Each entry below is to be printed verbatim.

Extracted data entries
+++

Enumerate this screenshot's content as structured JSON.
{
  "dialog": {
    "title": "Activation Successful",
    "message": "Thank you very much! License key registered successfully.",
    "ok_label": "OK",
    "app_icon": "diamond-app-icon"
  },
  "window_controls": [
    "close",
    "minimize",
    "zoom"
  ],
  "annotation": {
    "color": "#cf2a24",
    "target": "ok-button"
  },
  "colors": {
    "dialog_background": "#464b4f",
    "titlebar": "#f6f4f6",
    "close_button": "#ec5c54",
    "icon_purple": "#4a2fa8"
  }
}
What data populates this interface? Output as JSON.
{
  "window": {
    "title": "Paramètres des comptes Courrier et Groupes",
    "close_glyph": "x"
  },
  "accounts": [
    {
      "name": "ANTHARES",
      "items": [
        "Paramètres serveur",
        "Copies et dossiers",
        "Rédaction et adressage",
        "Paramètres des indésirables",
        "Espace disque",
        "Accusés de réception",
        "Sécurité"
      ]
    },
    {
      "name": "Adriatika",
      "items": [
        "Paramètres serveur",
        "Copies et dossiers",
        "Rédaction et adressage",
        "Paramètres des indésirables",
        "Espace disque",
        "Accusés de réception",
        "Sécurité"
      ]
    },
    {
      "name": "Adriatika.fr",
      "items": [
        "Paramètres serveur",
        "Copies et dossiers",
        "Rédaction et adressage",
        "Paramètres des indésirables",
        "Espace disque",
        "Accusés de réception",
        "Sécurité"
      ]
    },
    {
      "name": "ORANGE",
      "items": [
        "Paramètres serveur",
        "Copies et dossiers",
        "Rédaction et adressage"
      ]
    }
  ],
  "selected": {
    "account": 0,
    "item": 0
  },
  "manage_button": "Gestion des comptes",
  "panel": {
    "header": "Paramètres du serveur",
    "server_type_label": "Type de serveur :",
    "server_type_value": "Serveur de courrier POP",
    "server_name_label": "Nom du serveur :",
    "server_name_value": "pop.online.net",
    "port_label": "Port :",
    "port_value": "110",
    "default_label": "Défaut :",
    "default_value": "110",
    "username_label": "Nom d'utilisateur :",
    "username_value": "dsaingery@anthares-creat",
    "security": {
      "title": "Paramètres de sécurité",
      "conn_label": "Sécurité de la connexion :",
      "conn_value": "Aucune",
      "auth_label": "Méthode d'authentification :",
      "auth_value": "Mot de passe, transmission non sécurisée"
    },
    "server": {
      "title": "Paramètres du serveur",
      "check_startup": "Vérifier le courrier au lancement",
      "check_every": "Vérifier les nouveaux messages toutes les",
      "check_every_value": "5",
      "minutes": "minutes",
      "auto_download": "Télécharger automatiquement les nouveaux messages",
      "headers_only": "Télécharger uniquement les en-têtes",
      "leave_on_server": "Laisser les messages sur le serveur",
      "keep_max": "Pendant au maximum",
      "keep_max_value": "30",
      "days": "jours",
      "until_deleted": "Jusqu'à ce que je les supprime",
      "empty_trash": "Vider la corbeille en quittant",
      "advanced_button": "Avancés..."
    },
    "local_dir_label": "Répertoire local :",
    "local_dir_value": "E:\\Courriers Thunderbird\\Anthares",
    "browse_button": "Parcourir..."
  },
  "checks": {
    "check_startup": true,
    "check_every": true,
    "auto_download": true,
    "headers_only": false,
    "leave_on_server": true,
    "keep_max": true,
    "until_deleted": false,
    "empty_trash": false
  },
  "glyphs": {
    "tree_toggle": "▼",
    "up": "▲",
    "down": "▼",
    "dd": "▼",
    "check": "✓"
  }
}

+++

Task response
Enumerate this screenshot's content as structured JSON.
{
  "dialog": {
    "title": "Activation Successful",
    "message": "Thank you very much! License key registered successfully.",
    "ok_label": "OK",
    "app_icon": "diamond-app-icon"
  },
  "window_controls": [
    "close",
    "minimize",
    "zoom"
  ],
  "annotation": {
    "color": "#cf2a24",
    "target": "ok-button"
  },
  "colors": {
    "dialog_background": "#464b4f",
    "titlebar": "#f6f4f6",
    "close_button": "#ec5c54",
    "icon_purple": "#4a2fa8"
  }
}
What data populates this interface? Output as JSON.
{
  "window": {
    "title": "Paramètres des comptes Courrier et Groupes",
    "close_glyph": "x"
  },
  "accounts": [
    {
      "name": "ANTHARES",
      "items": [
        "Paramètres serveur",
        "Copies et dossiers",
        "Rédaction et adressage",
        "Paramètres des indésirables",
        "Espace disque",
        "Accusés de réception",
        "Sécurité"
      ]
    },
    {
      "name": "Adriatika",
      "items": [
        "Paramètres serveur",
        "Copies et dossiers",
        "Rédaction et adressage",
        "Paramètres des indésirables",
        "Espace disque",
        "Accusés de réception",
        "Sécurité"
      ]
    },
    {
      "name": "Adriatika.fr",
      "items": [
        "Paramètres serveur",
        "Copies et dossiers",
        "Rédaction et adressage",
        "Paramètres des indésirables",
        "Espace disque",
        "Accusés de réception",
        "Sécurité"
      ]
    },
    {
      "name": "ORANGE",
      "items": [
        "Paramètres serveur",
        "Copies et dossiers",
        "Rédaction et adressage"
      ]
    }
  ],
  "selected": {
    "account": 0,
    "item": 0
  },
  "manage_button": "Gestion des comptes",
  "panel": {
    "header": "Paramètres du serveur",
    "server_type_label": "Type de serveur :",
    "server_type_value": "Serveur de courrier POP",
    "server_name_label": "Nom du serveur :",
    "server_name_value": "pop.online.net",
    "port_label": "Port :",
    "port_value": "110",
    "default_label": "Défaut :",
    "default_value": "110",
    "username_label": "Nom d'utilisateur :",
    "username_value": "dsaingery@anthares-creat",
    "security": {
      "title": "Paramètres de sécurité",
      "conn_label": "Sécurité de la connexion :",
      "conn_value": "Aucune",
      "auth_label": "Méthode d'authentification :",
      "auth_value": "Mot de passe, transmission non sécurisée"
    },
    "server": {
      "title": "Paramètres du serveur",
      "check_startup": "Vérifier le courrier au lancement",
      "check_every": "Vérifier les nouveaux messages toutes les",
      "check_every_value": "5",
      "minutes": "minutes",
      "auto_download": "Télécharger automatiquement les nouveaux messages",
      "headers_only": "Télécharger uniquement les en-têtes",
      "leave_on_server": "Laisser les messages sur le serveur",
      "keep_max": "Pendant au maximum",
      "keep_max_value": "30",
      "days": "jours",
      "until_deleted": "Jusqu'à ce que je les supprime",
      "empty_trash": "Vider la corbeille en quittant",
      "advanced_button": "Avancés..."
    },
    "local_dir_label": "Répertoire local :",
    "local_dir_value": "E:\\Courriers Thunderbird\\Anthares",
    "browse_button": "Parcourir..."
  },
  "checks": {
    "check_startup": true,
    "check_every": true,
    "auto_download": true,
    "headers_only": false,
    "leave_on_server": true,
    "keep_max": true,
    "until_deleted": false,
    "empty_trash": false
  },
  "glyphs": {
    "tree_toggle": "▼",
    "up": "▲",
    "down": "▼",
    "dd": "▼",
    "check": "✓"
  }
}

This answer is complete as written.